Report the count of lines in the records below that hold the word "their", omitting everything but the number.

*** Begin section ***

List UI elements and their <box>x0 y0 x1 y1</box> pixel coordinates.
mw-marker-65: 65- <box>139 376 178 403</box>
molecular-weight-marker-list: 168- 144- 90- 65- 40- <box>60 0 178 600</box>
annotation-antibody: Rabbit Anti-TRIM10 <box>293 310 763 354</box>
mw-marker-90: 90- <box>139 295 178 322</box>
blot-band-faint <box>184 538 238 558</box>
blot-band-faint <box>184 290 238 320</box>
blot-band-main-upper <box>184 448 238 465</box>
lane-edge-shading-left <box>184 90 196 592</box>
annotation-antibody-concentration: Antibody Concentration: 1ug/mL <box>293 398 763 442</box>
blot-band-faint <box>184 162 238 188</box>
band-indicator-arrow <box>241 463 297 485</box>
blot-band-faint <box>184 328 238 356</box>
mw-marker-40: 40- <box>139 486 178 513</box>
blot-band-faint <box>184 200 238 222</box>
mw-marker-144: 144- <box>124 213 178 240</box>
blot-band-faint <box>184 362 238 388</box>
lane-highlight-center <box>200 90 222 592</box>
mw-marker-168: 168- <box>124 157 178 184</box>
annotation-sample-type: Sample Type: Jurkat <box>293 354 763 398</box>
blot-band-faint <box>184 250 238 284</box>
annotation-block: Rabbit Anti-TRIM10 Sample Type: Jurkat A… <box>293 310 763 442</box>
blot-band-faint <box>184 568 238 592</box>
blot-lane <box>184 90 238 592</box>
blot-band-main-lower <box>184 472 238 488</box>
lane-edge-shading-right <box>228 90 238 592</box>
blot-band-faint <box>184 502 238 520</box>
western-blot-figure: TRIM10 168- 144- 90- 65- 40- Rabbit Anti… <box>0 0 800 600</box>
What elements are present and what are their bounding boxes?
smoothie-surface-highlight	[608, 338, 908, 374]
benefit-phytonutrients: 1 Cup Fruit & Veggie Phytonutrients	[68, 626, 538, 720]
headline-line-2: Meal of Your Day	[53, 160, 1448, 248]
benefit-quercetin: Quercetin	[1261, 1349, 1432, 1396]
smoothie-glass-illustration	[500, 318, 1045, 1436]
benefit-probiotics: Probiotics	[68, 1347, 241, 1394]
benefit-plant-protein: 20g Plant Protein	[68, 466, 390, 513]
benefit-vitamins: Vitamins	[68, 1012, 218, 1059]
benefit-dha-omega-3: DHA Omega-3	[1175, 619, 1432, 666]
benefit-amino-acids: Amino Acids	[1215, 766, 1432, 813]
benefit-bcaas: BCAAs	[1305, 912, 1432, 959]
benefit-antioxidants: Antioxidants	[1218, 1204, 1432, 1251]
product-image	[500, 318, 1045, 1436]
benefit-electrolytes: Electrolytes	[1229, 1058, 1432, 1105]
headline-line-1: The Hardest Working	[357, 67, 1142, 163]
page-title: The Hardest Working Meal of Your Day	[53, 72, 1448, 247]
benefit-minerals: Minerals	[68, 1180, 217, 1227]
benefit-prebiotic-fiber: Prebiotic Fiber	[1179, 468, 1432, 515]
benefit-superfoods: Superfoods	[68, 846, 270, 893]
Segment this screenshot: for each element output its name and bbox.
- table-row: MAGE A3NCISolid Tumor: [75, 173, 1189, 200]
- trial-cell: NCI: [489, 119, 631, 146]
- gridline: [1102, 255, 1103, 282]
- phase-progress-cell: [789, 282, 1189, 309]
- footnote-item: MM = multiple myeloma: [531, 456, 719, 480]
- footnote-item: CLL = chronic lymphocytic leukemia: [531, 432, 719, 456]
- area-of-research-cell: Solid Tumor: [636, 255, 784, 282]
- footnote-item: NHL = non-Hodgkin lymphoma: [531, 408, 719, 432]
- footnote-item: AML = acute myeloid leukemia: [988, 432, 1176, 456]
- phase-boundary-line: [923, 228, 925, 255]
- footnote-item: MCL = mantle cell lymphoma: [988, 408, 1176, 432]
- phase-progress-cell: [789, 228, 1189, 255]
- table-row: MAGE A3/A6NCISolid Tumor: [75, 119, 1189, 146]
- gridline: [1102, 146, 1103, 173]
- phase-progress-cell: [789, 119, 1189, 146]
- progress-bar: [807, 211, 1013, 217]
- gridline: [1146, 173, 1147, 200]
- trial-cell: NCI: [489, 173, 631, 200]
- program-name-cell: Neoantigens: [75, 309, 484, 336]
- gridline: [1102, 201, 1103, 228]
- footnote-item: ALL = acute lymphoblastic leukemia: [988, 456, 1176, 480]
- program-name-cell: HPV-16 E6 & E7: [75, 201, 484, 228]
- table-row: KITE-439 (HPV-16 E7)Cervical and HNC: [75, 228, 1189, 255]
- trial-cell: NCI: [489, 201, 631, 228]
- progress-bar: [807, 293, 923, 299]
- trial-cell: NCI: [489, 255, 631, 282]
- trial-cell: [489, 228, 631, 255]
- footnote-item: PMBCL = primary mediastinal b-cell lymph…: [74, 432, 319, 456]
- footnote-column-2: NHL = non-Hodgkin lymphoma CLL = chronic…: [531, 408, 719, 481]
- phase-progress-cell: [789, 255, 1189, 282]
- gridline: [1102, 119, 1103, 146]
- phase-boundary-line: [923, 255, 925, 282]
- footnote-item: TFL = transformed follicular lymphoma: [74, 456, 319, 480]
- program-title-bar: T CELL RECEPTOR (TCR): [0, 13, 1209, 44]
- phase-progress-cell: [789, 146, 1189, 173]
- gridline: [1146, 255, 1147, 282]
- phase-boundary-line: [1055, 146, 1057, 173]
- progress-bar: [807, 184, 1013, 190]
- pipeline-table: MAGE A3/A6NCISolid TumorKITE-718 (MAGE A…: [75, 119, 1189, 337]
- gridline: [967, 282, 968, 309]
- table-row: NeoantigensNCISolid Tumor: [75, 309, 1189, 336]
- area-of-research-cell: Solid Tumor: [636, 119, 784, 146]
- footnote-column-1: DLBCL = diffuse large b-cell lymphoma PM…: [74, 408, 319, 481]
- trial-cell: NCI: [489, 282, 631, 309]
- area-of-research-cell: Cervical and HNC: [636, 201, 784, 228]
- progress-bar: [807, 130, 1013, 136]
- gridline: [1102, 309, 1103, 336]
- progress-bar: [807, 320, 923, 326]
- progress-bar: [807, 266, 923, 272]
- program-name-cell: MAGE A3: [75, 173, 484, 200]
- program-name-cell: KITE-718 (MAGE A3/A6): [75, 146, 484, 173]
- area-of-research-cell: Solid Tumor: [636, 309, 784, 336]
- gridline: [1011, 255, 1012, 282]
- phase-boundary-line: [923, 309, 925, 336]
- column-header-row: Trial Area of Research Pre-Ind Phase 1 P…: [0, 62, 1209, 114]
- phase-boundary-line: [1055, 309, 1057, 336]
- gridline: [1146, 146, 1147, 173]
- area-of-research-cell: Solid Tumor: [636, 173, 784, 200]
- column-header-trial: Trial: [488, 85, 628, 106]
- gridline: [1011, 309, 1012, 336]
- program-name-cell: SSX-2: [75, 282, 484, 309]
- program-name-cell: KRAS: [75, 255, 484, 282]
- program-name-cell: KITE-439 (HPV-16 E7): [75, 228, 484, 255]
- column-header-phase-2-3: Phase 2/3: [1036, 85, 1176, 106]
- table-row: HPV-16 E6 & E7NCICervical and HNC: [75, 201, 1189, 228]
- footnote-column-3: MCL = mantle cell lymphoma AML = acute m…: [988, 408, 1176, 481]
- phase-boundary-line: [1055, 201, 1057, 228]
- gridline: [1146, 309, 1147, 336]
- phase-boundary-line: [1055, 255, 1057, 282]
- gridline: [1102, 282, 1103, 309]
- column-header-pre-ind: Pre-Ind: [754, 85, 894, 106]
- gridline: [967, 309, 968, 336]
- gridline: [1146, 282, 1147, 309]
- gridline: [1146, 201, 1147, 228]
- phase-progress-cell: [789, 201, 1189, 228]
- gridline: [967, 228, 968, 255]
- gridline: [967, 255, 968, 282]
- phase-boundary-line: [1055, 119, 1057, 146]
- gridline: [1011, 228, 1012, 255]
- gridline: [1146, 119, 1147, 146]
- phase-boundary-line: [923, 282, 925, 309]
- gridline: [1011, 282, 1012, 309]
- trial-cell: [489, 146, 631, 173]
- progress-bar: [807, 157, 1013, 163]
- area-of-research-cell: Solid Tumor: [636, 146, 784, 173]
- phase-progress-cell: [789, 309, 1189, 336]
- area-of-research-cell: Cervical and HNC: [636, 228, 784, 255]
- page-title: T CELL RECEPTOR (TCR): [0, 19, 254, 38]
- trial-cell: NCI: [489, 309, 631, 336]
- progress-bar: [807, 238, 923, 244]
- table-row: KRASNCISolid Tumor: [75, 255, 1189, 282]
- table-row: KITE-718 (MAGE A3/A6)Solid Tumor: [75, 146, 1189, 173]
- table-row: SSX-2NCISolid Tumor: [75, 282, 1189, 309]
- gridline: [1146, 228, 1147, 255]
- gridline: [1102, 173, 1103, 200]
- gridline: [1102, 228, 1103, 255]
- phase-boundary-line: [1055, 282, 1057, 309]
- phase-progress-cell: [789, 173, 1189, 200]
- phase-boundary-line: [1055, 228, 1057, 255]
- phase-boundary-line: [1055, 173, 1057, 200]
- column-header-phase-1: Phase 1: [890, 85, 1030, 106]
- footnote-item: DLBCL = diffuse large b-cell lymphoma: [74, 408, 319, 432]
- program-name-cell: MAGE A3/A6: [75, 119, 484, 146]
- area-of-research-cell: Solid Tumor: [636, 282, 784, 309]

*** End section ***

== Response to the exercise ==
2